## begin
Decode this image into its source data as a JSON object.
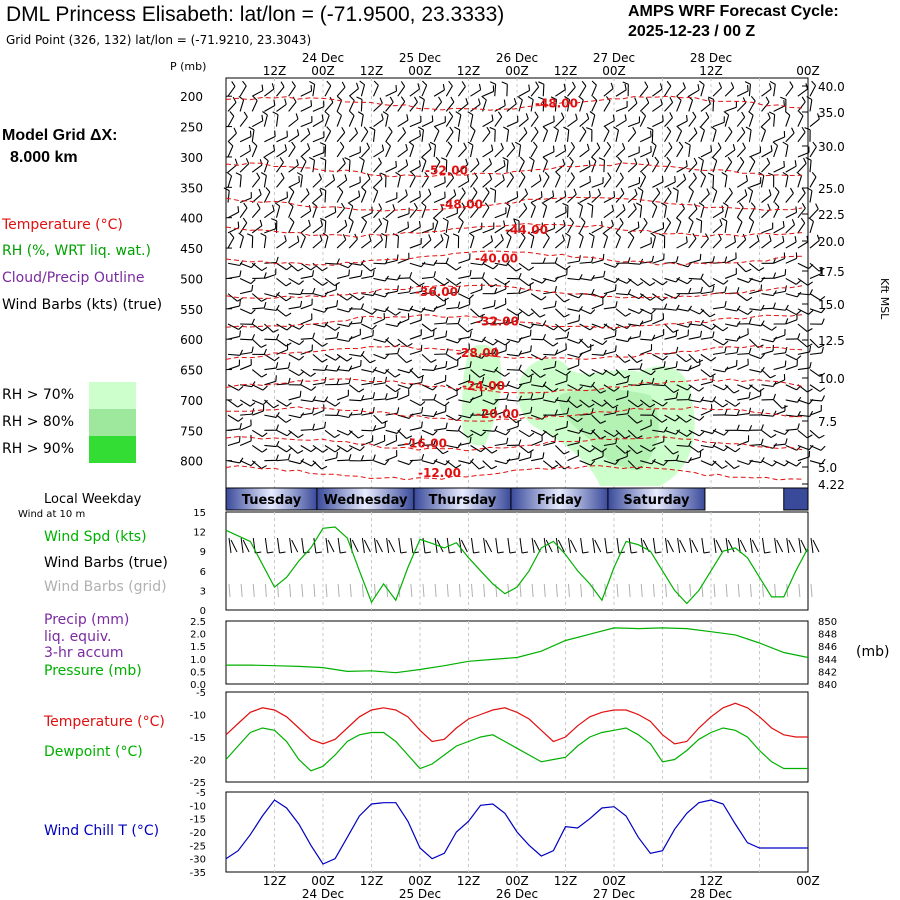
{
  "header": {
    "title": "DML Princess Elisabeth:  lat/lon = (-71.9500, 23.3333)",
    "grid_point": "Grid Point (326, 132) lat/lon = (-71.9210, 23.3043)",
    "cycle_line1": "AMPS WRF Forecast Cycle:",
    "cycle_line2": "2025-12-23 / 00  Z",
    "model_grid_line1": "Model Grid ΔX:",
    "model_grid_line2": "8.000 km"
  },
  "colors": {
    "temperature": "#e01010",
    "rh": "#00a000",
    "cloud": "#7a2aa0",
    "wind": "#000000",
    "wind_grid": "#b0b0b0",
    "pressure": "#00b000",
    "windchill": "#0000c0",
    "rh70": "#ccffcc",
    "rh80": "#9ee89e",
    "rh90": "#33dd33"
  },
  "legend": {
    "temperature": "Temperature (°C)",
    "rh": "RH (%, WRT liq. wat.)",
    "cloud": "Cloud/Precip Outline",
    "wind": "Wind Barbs (kts) (true)",
    "rh70": "RH > 70%",
    "rh80": "RH > 80%",
    "rh90": "RH > 90%"
  },
  "time_axis": {
    "hour_labels": [
      "12Z",
      "00Z",
      "12Z",
      "00Z",
      "12Z",
      "00Z",
      "12Z",
      "00Z",
      "12Z",
      "00Z"
    ],
    "date_labels": [
      "24 Dec",
      "25 Dec",
      "26 Dec",
      "27 Dec",
      "28 Dec"
    ],
    "local_weekday_label": "Local Weekday",
    "weekdays": [
      "Tuesday",
      "Wednesday",
      "Thursday",
      "Friday",
      "Saturday"
    ]
  },
  "chart_data": [
    {
      "type": "contour",
      "id": "upper-air",
      "y_axis_label": "P (mb)",
      "pressure_ticks": [
        200,
        250,
        300,
        350,
        400,
        450,
        500,
        550,
        600,
        650,
        700,
        750,
        800
      ],
      "right_axis_label": "Kft MSL",
      "height_ticks": [
        "40.0",
        "35.0",
        "30.0",
        "25.0",
        "22.5",
        "20.0",
        "17.5",
        "15.0",
        "12.5",
        "10.0",
        "7.5",
        "5.0",
        "4.22"
      ],
      "temperature_contours": [
        {
          "label": "-48.00",
          "p": 212
        },
        {
          "label": "-52.00",
          "p": 322
        },
        {
          "label": "-48.00",
          "p": 378
        },
        {
          "label": "-44.00",
          "p": 420
        },
        {
          "label": "-40.00",
          "p": 467
        },
        {
          "label": "-36.00",
          "p": 522
        },
        {
          "label": "-32.00",
          "p": 571
        },
        {
          "label": "-28.00",
          "p": 623
        },
        {
          "label": "-24.00",
          "p": 677
        },
        {
          "label": "-20.00",
          "p": 723
        },
        {
          "label": "-16.00",
          "p": 772
        },
        {
          "label": "-12.00",
          "p": 820
        }
      ]
    },
    {
      "type": "line",
      "id": "wind-speed",
      "labels": {
        "line1": "Wind Spd (kts)",
        "line2": "Wind Barbs (true)",
        "line3": "Wind Barbs (grid)",
        "note": "Wind at 10 m"
      },
      "yticks": [
        0,
        3,
        6,
        9,
        12,
        15
      ],
      "ylim": [
        0,
        15
      ],
      "x_hours": [
        0,
        6,
        9,
        12,
        15,
        18,
        21,
        24,
        27,
        30,
        33,
        36,
        39,
        42,
        45,
        48,
        51,
        54,
        57,
        60,
        63,
        66,
        69,
        72,
        75,
        78,
        81,
        84,
        87,
        90,
        93,
        96,
        99,
        102,
        105,
        108,
        111,
        114,
        117,
        120,
        123,
        126,
        129,
        132,
        135,
        138,
        141,
        144
      ],
      "values": [
        12.2,
        10.5,
        7,
        3.5,
        5,
        7.5,
        9.5,
        12.5,
        12.7,
        11,
        6,
        1.2,
        4,
        1.5,
        6.5,
        10.8,
        10.2,
        9.5,
        10.3,
        8,
        6,
        4,
        2.5,
        3.5,
        6,
        9.5,
        10.5,
        8.5,
        6,
        4,
        1.5,
        6.5,
        10.5,
        10,
        9,
        6,
        3,
        1,
        3,
        6,
        9,
        9.5,
        8,
        5,
        2,
        2,
        6,
        9.5
      ]
    },
    {
      "type": "line",
      "id": "precip-pressure",
      "labels": {
        "line1": "Precip (mm)",
        "line2": "liq. equiv.",
        "line3": "3-hr accum",
        "line4": "Pressure (mb)",
        "right": "(mb)"
      },
      "precip_ticks": [
        "0.0",
        "0.5",
        "1.0",
        "1.5",
        "2.0",
        "2.5"
      ],
      "pressure_ticks": [
        840,
        842,
        844,
        846,
        848,
        850
      ],
      "x_hours": [
        0,
        6,
        12,
        18,
        24,
        30,
        36,
        42,
        48,
        54,
        60,
        66,
        72,
        78,
        84,
        90,
        96,
        102,
        108,
        114,
        120,
        126,
        132,
        138,
        144
      ],
      "pressure_mb": [
        843.0,
        843.0,
        842.9,
        842.8,
        842.6,
        842.0,
        842.1,
        841.8,
        842.3,
        842.9,
        843.6,
        843.9,
        844.2,
        845.2,
        846.9,
        847.9,
        848.9,
        848.8,
        848.9,
        848.8,
        848.3,
        847.8,
        846.5,
        845.0,
        844.2
      ],
      "precip_mm": []
    },
    {
      "type": "line",
      "id": "temp-dewpoint",
      "labels": {
        "temperature": "Temperature (°C)",
        "dewpoint": "Dewpoint (°C)"
      },
      "yticks": [
        -25,
        -20,
        -15,
        -10,
        -5
      ],
      "ylim": [
        -25,
        -5
      ],
      "x_hours": [
        0,
        3,
        6,
        9,
        12,
        15,
        18,
        21,
        24,
        27,
        30,
        33,
        36,
        39,
        42,
        45,
        48,
        51,
        54,
        57,
        60,
        63,
        66,
        69,
        72,
        75,
        78,
        81,
        84,
        87,
        90,
        93,
        96,
        99,
        102,
        105,
        108,
        111,
        114,
        117,
        120,
        123,
        126,
        129,
        132,
        135,
        138,
        141,
        144
      ],
      "temperature": [
        -14.5,
        -12,
        -9.5,
        -8.5,
        -9,
        -10.5,
        -13,
        -15.5,
        -16.5,
        -15.5,
        -13,
        -10.5,
        -9,
        -8.5,
        -9,
        -10.5,
        -13.5,
        -16,
        -15.5,
        -13,
        -11,
        -10,
        -9,
        -8.5,
        -9.5,
        -11,
        -13.5,
        -16,
        -15,
        -12.5,
        -10.5,
        -9.5,
        -9,
        -9,
        -10,
        -11.5,
        -14.5,
        -16.5,
        -16,
        -13,
        -10.5,
        -8.5,
        -7.5,
        -8.5,
        -10.5,
        -13,
        -14.5,
        -15,
        -15
      ],
      "dewpoint": [
        -20,
        -17,
        -14,
        -13,
        -13.5,
        -16,
        -20,
        -22.5,
        -21.5,
        -19,
        -16,
        -14.5,
        -14,
        -14,
        -16,
        -19,
        -22,
        -21,
        -19,
        -17,
        -16,
        -15,
        -14.5,
        -16,
        -17.5,
        -19,
        -20.5,
        -20,
        -19.5,
        -17,
        -15,
        -14,
        -13.5,
        -13,
        -14.5,
        -16.5,
        -20.5,
        -20,
        -18,
        -15.5,
        -14,
        -13,
        -13.5,
        -15,
        -18,
        -20.5,
        -22,
        -22,
        -22
      ]
    },
    {
      "type": "line",
      "id": "wind-chill",
      "labels": {
        "windchill": "Wind Chill T (°C)"
      },
      "yticks": [
        -35,
        -30,
        -25,
        -20,
        -15,
        -10,
        -5
      ],
      "ylim": [
        -35,
        -5
      ],
      "x_hours": [
        0,
        3,
        6,
        9,
        12,
        15,
        18,
        21,
        24,
        27,
        30,
        33,
        36,
        39,
        42,
        45,
        48,
        51,
        54,
        57,
        60,
        63,
        66,
        69,
        72,
        75,
        78,
        81,
        84,
        87,
        90,
        93,
        96,
        99,
        102,
        105,
        108,
        111,
        114,
        117,
        120,
        123,
        126,
        129,
        132,
        135,
        138,
        141,
        144
      ],
      "windchill": [
        -30,
        -27,
        -21,
        -14,
        -8,
        -11,
        -17,
        -25,
        -32,
        -30,
        -22,
        -14,
        -9.5,
        -9,
        -9,
        -16,
        -26,
        -30,
        -28,
        -20,
        -16,
        -10,
        -9.5,
        -13,
        -20,
        -25,
        -29,
        -27,
        -18,
        -18.5,
        -15,
        -11,
        -10.5,
        -14,
        -22,
        -28,
        -27,
        -19,
        -13,
        -9,
        -8,
        -9.5,
        -17,
        -24,
        -26,
        -26,
        -26,
        -26,
        -26
      ]
    }
  ]
}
## end
Exercise prompt
Reproduce each line holding the word "Barbs".

Written answer
    "wind": "Wind Barbs (kts) (true)",
        "line2": "Wind Barbs (true)",
        "line3": "Wind Barbs (grid)",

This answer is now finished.